= Exercise =
Count the lines that hold the string "JSON". Reply with the number alone.

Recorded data
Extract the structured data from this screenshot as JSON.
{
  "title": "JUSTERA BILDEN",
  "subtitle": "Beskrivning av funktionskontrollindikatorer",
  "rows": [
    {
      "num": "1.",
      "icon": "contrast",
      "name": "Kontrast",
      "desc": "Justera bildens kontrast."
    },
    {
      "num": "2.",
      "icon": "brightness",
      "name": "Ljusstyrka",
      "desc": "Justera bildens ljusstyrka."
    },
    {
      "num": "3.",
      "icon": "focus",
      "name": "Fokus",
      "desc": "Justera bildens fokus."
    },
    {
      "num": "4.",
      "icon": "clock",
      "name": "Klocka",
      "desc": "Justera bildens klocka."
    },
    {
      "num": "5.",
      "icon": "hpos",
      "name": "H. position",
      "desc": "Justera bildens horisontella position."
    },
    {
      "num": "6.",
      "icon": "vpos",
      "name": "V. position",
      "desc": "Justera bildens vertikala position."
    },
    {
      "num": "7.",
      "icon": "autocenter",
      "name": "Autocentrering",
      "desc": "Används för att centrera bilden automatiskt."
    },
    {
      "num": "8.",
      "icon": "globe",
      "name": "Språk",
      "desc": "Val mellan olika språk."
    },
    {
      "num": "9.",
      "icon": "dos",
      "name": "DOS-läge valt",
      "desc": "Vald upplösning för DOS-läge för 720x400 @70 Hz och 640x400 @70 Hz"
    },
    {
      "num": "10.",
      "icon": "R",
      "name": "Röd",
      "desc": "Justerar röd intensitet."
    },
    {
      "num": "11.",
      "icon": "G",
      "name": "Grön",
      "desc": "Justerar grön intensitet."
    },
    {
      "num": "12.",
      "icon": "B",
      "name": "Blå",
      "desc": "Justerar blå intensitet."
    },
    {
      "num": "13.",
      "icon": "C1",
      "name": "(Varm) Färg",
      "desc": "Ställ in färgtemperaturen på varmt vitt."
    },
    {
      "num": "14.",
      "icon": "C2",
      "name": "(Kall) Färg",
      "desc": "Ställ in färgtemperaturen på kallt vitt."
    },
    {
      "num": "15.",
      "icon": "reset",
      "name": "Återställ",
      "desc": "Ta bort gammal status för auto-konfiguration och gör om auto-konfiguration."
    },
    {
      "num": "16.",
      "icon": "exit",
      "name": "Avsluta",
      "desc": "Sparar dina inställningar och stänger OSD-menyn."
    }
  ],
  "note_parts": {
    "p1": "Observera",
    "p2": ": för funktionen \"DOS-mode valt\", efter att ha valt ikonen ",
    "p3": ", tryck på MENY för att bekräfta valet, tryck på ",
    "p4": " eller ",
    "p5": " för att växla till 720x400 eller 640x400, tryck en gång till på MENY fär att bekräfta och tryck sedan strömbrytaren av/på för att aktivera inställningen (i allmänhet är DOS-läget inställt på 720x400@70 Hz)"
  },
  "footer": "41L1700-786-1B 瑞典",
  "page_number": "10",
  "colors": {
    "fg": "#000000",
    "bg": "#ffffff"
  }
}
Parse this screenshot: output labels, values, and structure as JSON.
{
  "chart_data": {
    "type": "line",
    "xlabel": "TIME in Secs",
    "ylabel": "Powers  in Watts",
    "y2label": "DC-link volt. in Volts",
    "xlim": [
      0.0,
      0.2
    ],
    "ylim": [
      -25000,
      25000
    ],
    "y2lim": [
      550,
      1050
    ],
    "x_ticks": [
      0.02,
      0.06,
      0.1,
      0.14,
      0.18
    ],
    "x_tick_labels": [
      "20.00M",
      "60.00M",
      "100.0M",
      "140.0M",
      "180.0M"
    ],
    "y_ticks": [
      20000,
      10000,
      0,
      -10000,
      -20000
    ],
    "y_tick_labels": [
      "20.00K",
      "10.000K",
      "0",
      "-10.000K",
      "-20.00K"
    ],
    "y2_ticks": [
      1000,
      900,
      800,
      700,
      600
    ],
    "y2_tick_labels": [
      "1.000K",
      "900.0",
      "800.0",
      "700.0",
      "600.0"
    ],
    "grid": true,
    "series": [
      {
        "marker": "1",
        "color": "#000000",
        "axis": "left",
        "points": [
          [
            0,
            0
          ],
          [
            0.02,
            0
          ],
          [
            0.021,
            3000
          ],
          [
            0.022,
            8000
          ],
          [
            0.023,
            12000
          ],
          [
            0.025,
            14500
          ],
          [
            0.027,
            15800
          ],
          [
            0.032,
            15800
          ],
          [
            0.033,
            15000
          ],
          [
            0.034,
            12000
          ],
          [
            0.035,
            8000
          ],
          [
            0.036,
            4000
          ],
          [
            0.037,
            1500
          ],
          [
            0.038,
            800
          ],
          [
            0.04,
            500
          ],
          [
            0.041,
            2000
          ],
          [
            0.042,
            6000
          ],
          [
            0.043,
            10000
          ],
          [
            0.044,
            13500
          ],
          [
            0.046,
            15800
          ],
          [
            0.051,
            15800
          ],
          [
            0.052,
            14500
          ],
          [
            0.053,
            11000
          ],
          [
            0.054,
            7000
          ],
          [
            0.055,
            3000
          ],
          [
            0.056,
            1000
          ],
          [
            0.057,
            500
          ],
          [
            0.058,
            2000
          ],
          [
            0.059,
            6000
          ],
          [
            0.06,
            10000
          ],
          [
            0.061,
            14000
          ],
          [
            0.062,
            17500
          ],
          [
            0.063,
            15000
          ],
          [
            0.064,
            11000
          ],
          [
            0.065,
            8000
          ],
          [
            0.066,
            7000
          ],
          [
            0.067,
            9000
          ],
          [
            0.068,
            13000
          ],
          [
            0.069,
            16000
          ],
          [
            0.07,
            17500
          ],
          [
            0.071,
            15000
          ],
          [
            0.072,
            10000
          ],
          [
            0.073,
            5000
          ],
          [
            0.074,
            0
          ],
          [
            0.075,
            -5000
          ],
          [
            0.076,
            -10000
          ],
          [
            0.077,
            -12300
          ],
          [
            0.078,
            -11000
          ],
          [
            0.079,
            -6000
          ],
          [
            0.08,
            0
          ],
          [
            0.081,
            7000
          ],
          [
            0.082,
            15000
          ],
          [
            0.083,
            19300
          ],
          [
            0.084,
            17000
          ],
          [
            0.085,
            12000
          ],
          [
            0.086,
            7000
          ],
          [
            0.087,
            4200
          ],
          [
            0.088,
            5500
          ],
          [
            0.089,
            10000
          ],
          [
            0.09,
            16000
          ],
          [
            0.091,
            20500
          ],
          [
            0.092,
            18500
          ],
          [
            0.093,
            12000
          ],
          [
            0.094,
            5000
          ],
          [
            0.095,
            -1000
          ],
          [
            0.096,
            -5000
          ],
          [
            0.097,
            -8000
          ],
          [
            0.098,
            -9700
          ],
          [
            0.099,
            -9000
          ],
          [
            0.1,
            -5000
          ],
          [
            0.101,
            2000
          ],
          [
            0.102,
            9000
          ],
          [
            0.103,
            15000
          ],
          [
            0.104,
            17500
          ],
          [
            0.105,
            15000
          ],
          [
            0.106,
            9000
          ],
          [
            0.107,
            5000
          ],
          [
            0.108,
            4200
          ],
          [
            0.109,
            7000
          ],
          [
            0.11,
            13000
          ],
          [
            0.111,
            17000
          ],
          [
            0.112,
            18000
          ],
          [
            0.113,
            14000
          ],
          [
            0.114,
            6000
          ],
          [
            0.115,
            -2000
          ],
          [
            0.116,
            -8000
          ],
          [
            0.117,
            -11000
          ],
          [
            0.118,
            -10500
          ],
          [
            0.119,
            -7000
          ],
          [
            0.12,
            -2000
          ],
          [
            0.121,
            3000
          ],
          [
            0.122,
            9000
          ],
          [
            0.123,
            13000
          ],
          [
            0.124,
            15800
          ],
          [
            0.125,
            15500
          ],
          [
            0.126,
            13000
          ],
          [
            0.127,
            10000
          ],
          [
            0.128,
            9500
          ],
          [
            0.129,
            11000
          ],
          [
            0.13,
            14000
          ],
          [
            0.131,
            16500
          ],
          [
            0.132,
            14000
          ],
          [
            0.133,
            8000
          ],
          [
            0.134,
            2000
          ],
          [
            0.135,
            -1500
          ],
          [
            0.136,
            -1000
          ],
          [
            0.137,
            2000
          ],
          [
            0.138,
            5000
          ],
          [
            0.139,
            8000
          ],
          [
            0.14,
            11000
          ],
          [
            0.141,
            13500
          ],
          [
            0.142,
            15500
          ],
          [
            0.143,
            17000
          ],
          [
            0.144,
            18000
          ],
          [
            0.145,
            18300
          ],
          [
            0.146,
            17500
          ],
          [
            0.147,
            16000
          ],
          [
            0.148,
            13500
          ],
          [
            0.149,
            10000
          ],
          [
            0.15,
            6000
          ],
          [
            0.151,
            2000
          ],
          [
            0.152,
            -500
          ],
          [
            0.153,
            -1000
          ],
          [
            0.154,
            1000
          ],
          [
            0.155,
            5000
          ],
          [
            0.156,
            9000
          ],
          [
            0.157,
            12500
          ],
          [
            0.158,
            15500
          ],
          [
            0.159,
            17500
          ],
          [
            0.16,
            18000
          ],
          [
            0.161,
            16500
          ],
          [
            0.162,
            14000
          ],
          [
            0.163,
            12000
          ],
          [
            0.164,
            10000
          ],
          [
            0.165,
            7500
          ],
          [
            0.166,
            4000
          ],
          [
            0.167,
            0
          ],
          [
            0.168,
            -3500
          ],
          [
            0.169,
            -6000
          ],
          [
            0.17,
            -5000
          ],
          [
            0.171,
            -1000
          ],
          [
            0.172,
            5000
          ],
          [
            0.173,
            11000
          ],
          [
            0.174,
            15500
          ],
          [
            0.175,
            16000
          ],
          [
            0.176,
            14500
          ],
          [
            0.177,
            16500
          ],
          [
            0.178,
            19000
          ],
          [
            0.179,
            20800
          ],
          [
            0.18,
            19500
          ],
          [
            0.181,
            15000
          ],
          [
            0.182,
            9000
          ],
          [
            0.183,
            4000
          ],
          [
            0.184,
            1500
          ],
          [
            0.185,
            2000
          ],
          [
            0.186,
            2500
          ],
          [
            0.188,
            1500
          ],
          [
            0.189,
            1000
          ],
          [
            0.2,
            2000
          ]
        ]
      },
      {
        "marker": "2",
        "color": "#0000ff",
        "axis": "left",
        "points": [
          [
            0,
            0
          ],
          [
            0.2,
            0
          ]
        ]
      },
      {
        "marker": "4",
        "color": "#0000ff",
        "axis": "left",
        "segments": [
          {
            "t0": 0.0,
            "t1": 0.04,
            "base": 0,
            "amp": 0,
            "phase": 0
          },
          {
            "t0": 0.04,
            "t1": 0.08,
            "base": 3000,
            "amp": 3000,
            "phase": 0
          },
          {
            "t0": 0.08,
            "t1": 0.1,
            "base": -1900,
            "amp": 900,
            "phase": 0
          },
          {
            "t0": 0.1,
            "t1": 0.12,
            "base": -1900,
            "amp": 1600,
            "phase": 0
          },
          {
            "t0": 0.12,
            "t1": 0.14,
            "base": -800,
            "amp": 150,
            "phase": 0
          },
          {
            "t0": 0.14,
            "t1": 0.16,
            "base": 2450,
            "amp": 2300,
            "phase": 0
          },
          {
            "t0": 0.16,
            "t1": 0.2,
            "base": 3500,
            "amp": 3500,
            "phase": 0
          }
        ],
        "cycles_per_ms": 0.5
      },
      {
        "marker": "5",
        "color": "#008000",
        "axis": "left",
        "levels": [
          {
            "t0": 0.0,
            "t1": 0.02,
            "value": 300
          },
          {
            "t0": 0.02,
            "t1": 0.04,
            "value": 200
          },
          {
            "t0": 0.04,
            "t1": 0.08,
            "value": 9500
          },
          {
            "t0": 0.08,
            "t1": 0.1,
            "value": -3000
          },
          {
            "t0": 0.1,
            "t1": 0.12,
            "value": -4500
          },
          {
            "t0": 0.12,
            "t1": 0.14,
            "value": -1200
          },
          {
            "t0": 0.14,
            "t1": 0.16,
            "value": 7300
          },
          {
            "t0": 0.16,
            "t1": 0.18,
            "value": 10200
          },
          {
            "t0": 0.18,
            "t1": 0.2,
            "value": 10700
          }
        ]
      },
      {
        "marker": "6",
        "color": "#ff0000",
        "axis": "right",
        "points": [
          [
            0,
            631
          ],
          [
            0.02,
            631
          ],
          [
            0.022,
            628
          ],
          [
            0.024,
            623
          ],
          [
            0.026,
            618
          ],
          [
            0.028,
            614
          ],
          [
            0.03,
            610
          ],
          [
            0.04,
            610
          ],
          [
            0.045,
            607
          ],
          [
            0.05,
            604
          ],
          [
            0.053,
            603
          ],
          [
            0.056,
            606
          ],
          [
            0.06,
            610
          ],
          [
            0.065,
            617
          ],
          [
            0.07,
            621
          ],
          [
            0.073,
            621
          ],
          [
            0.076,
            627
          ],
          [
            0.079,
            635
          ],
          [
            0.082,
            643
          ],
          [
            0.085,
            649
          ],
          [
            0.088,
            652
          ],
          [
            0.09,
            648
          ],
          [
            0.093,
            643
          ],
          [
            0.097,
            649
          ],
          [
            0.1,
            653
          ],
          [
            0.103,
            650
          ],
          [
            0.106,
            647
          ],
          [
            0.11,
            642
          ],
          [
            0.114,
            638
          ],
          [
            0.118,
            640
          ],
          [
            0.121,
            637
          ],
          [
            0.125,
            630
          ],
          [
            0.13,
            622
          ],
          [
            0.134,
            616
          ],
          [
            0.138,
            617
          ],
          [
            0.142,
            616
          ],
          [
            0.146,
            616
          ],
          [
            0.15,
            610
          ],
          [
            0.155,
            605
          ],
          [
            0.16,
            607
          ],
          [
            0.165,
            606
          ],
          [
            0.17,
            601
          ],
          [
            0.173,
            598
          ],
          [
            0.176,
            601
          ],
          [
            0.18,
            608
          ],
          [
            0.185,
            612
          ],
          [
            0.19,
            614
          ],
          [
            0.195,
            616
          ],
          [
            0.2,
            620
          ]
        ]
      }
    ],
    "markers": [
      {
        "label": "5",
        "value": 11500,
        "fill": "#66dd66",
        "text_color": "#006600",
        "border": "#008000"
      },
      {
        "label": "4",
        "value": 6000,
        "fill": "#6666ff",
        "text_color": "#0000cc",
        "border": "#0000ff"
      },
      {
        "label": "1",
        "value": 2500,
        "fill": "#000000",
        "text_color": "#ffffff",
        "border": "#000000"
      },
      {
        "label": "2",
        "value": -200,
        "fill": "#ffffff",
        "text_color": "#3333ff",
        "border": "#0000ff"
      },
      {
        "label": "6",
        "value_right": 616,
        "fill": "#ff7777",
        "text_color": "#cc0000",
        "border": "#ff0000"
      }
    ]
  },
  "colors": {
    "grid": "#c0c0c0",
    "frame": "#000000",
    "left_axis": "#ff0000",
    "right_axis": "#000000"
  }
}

= Problem solution =
2